Homemade baby breadsticks recipe

 

When it comes to feeding, my little baby daughter has never been a natural. And when I recently started to introduce solids, she steadfastly refused to be given anything from a spoon or my finger. No tasty purée could tempt her. She did however take the spoon if it was put in front of her on her tray and into her mouth it went. I started giving her chunky finger foods such as broccoli florets which she could hold herself and after a few weeks I decided it was time to introduce some baby breadsticks for more a baby-led weaning approach.

Looking into baby’s nutritional requirements, The River Cottage Baby and Toddler Cookbook advises: “Under-fives are littler power-houses of development and growth. They need lots of energy, so starchy, calorie-dense foods are important – plenty of bread, pasta, rice and cereals. For adults, consuming starches in a high-fibre, wholegrain form is highly recommended. For little children, that’s not the case. Too much fibre can be over-filling and stop them eating other, nutrient-rich foods. Very high-fibre foods, such as bran cereals, can be hard for them to digest and may stop them absorbing nutrients. You don’t have to ban all wholegrain foods, but try to combine white and wholemeal bread, pasta and rice, gradually shifting more to wholegrain foods as your child matures.”

** Data rows **
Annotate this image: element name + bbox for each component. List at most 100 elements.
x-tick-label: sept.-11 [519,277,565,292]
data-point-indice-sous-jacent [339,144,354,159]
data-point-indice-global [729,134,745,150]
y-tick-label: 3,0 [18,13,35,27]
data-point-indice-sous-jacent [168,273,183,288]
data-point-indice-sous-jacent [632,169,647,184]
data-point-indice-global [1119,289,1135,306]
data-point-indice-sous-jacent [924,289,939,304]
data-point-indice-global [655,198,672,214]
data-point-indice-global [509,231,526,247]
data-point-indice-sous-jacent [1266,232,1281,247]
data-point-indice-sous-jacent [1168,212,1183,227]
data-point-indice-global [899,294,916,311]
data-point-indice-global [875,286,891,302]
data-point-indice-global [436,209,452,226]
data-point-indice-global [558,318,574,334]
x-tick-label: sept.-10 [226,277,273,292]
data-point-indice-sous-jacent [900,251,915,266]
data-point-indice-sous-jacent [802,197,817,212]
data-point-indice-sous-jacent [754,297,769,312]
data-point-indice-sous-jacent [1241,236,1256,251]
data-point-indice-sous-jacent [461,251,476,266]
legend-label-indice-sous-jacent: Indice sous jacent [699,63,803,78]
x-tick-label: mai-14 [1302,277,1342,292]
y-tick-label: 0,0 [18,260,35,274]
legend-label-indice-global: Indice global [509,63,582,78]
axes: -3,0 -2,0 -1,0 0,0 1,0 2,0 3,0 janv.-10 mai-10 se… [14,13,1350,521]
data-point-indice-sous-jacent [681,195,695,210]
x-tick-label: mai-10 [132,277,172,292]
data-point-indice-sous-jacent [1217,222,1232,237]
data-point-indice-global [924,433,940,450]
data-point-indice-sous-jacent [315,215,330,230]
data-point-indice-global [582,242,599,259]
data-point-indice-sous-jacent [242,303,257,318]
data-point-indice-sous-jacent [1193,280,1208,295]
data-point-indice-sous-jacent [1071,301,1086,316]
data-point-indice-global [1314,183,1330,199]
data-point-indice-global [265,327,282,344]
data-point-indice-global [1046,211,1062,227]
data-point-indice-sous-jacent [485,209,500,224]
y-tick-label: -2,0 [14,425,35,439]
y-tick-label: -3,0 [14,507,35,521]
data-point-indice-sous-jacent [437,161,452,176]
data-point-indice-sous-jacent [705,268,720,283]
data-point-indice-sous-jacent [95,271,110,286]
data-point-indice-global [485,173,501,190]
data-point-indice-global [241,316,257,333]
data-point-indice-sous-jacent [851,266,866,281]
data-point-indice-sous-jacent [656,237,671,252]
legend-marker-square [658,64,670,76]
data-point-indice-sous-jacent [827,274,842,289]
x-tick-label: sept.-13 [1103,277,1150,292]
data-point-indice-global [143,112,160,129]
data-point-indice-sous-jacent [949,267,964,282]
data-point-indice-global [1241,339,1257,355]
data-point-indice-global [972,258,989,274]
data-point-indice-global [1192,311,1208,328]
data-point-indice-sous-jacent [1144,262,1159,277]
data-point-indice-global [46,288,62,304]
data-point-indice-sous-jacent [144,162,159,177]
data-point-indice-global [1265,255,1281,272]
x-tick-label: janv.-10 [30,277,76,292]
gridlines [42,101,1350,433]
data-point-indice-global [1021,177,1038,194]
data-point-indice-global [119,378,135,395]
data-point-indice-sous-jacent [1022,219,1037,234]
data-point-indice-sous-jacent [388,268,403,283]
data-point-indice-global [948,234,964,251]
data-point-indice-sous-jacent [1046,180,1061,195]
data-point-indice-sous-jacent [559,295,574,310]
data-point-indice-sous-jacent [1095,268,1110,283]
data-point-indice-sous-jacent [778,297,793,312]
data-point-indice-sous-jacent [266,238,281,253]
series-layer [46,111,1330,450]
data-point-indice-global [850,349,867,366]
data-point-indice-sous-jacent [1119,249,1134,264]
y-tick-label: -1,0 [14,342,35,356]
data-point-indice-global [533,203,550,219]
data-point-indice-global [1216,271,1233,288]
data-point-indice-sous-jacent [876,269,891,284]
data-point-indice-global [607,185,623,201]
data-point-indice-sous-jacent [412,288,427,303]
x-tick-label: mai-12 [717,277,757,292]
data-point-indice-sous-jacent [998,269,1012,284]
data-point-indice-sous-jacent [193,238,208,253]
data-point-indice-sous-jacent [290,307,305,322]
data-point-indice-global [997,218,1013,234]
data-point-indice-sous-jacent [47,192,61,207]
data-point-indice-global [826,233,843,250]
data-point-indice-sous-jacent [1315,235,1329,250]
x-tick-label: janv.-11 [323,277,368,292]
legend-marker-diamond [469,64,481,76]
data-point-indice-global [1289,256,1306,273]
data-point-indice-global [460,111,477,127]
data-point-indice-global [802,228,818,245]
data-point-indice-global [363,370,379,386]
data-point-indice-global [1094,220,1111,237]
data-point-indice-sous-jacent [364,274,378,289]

** Objective **
Can you echo the stretch of the breadsticks recipe text from "Homemade baby breadsticks" through "baby-led weaning approach."?

** Task response **
Homemade baby breadsticks recipe

 

When it comes to feeding, my little baby daughter has never been a natural. And when I recently started to introduce solids, she steadfastly refused to be given anything from a spoon or my finger. No tasty purée could tempt her. She did however take the spoon if it was put in front of her on her tray and into her mouth it went. I started giving her chunky finger foods such as broccoli florets which she could hold herself and after a few weeks I decided it was time to introduce some baby breadsticks for more a baby-led weaning approach.